Below are some records. Copy every line in them that holds "ylabel".

• • •

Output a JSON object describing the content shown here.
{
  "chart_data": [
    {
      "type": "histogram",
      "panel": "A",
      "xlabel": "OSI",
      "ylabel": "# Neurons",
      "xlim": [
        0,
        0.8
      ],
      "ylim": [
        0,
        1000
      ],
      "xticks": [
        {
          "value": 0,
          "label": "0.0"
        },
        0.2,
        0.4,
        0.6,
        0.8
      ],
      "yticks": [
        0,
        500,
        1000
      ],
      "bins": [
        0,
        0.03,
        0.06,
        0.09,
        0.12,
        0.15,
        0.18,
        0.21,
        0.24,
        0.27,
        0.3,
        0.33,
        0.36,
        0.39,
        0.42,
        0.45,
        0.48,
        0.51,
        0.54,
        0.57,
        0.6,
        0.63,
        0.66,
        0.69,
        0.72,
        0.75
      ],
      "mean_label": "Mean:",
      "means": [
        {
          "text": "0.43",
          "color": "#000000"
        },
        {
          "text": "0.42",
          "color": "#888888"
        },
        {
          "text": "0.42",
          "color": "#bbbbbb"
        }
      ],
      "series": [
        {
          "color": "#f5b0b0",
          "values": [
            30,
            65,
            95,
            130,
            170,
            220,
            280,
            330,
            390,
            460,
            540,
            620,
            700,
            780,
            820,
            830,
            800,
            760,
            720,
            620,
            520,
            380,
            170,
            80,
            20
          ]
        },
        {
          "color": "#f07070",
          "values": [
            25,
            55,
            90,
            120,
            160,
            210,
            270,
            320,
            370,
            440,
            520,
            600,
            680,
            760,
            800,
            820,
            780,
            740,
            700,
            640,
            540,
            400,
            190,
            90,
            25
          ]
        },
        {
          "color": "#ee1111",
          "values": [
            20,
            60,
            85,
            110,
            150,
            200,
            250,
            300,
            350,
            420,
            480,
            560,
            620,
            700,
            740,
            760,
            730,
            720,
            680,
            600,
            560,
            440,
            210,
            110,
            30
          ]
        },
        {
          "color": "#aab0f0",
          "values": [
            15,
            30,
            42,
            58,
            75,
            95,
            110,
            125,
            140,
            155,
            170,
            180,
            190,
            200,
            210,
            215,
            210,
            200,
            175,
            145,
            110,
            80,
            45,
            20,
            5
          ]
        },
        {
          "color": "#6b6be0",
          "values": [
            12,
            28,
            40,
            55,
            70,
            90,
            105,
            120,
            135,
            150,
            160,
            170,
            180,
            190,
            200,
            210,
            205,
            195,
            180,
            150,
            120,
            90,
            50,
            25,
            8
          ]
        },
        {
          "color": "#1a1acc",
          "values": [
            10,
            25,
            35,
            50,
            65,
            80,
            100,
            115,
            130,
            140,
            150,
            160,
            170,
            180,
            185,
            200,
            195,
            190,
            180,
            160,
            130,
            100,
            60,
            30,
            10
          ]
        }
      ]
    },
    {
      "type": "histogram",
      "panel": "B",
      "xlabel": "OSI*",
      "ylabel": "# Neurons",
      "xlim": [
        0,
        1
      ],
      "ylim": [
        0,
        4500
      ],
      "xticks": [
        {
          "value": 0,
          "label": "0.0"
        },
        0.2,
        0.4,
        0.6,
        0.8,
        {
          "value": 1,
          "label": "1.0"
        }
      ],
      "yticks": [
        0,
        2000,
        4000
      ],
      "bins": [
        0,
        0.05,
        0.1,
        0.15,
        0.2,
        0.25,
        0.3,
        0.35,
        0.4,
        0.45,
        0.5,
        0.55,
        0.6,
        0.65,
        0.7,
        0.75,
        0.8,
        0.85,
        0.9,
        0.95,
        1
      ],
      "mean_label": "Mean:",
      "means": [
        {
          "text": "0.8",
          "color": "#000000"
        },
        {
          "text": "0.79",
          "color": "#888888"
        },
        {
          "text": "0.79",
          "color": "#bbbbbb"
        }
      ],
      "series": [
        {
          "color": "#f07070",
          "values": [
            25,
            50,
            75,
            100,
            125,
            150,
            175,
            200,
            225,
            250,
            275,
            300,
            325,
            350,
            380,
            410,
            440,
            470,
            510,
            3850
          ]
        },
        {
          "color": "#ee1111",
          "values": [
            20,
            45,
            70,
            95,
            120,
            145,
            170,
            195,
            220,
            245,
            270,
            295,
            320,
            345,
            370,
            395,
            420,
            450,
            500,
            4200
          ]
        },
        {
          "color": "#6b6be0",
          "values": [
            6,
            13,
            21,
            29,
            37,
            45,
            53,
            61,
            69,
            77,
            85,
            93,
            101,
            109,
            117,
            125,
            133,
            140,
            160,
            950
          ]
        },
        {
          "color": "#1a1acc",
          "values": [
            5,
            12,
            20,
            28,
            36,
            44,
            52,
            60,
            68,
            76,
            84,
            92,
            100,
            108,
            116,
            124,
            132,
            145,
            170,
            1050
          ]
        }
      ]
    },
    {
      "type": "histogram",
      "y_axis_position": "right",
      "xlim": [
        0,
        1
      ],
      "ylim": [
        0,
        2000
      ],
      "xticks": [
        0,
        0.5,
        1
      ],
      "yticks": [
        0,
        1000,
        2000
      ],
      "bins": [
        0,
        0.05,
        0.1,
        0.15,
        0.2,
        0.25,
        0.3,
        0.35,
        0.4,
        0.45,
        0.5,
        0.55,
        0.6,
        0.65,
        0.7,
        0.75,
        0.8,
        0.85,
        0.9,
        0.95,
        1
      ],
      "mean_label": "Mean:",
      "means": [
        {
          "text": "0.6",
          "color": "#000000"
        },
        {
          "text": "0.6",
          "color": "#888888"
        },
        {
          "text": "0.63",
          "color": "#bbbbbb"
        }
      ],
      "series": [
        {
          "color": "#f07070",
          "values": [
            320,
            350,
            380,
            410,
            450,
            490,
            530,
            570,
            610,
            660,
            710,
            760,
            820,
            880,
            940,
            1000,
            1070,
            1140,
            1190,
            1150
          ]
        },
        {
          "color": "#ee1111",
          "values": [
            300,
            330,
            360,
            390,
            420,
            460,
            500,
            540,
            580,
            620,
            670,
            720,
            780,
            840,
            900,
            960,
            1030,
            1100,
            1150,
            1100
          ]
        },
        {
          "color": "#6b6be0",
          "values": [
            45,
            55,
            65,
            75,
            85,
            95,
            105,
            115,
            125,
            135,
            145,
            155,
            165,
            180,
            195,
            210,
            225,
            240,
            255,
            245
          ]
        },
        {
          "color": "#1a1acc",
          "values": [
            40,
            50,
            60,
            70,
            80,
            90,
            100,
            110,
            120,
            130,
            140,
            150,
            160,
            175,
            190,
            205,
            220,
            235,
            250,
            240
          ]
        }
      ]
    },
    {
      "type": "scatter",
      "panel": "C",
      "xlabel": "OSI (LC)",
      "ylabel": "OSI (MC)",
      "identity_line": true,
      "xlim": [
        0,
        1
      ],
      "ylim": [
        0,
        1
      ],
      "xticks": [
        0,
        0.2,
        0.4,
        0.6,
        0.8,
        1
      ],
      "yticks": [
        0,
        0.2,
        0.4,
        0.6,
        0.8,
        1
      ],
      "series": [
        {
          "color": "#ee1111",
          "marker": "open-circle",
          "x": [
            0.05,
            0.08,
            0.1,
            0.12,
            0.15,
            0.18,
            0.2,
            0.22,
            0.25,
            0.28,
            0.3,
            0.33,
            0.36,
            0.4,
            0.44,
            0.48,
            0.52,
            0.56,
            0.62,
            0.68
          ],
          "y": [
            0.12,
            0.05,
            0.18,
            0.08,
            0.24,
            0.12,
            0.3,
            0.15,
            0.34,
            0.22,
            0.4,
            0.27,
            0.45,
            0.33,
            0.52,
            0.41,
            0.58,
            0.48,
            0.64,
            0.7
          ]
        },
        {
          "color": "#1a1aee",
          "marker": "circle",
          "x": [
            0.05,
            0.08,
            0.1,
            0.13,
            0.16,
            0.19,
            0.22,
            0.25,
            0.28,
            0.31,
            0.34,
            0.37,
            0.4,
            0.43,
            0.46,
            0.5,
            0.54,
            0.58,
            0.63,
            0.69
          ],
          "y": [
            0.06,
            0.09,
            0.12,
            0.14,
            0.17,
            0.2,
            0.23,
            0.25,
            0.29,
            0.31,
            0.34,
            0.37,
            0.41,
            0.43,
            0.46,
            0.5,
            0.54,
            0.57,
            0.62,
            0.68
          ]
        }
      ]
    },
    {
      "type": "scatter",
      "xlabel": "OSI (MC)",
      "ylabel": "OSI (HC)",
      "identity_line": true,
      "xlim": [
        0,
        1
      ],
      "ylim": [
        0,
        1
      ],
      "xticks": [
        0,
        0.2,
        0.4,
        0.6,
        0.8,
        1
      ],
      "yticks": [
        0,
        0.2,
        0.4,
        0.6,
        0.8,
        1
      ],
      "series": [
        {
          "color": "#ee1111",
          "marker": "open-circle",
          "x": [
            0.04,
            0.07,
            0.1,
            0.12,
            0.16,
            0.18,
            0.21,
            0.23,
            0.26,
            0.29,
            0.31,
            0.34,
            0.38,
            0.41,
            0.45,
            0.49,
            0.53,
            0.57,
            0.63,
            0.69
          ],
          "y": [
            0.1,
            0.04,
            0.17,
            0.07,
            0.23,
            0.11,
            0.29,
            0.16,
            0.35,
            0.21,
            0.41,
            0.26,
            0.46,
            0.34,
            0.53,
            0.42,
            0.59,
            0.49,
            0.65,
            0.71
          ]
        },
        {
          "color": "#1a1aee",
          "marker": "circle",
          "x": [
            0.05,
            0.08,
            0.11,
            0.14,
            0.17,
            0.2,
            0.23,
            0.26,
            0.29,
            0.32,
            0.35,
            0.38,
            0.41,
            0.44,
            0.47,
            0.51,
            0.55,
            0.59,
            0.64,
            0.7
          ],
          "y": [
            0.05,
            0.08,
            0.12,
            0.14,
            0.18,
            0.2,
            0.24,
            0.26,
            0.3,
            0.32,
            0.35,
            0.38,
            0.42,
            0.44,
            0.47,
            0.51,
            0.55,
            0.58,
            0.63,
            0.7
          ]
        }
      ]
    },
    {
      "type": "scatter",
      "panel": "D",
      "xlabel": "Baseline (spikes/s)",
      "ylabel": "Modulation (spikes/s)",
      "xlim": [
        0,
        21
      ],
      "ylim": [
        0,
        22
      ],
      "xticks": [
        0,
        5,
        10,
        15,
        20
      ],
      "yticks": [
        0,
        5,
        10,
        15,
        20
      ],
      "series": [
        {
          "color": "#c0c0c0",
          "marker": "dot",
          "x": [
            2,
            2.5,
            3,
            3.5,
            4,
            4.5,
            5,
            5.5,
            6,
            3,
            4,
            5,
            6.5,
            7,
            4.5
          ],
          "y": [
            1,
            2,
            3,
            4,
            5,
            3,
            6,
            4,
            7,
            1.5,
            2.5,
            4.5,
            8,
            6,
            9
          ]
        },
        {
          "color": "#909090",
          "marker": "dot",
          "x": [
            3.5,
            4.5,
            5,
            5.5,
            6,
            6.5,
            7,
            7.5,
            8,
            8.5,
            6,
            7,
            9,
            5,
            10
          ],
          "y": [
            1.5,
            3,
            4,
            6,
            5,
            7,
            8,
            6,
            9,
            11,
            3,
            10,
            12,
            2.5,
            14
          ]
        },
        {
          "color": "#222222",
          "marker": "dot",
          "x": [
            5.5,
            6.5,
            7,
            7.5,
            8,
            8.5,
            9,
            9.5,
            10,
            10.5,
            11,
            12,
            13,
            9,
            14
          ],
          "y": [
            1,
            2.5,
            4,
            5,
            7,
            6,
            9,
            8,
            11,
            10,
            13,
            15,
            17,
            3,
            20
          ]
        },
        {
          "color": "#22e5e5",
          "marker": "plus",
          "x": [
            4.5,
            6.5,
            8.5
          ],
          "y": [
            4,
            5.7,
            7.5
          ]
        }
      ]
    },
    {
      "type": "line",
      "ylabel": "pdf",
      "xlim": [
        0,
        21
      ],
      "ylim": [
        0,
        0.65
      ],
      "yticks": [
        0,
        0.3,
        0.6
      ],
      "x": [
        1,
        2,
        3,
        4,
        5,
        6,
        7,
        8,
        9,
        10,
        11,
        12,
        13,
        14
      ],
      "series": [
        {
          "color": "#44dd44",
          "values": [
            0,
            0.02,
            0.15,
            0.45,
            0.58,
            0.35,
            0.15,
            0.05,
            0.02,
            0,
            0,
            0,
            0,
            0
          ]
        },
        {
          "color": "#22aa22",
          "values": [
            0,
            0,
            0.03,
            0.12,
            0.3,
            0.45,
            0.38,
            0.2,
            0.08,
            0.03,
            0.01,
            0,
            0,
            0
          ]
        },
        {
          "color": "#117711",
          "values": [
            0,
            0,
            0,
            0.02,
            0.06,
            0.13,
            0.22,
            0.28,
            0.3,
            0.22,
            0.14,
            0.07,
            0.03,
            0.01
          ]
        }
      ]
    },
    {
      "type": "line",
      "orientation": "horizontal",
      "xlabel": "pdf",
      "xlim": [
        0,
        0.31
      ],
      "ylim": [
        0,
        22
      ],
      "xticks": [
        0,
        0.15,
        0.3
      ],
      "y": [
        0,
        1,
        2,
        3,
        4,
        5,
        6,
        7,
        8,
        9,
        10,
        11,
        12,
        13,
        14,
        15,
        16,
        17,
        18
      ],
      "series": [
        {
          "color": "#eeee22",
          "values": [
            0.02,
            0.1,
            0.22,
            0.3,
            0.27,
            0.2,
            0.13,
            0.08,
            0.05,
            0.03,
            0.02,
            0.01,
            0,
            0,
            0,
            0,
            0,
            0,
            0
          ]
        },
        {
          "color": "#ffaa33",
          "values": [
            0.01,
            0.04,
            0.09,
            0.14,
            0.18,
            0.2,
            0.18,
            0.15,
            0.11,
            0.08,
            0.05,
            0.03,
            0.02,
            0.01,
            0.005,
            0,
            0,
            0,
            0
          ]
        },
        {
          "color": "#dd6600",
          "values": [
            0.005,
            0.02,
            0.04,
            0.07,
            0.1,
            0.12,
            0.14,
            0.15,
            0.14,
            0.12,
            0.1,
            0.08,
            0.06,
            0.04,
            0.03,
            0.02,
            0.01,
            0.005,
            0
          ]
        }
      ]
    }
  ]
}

• • •

_Answer to this problem_
      "ylabel": "# Neurons",
      "ylabel": "# Neurons",
      "ylabel": "OSI (MC)",
      "ylabel": "OSI (HC)",
      "ylabel": "Modulation (spikes/s)",
      "ylabel": "pdf",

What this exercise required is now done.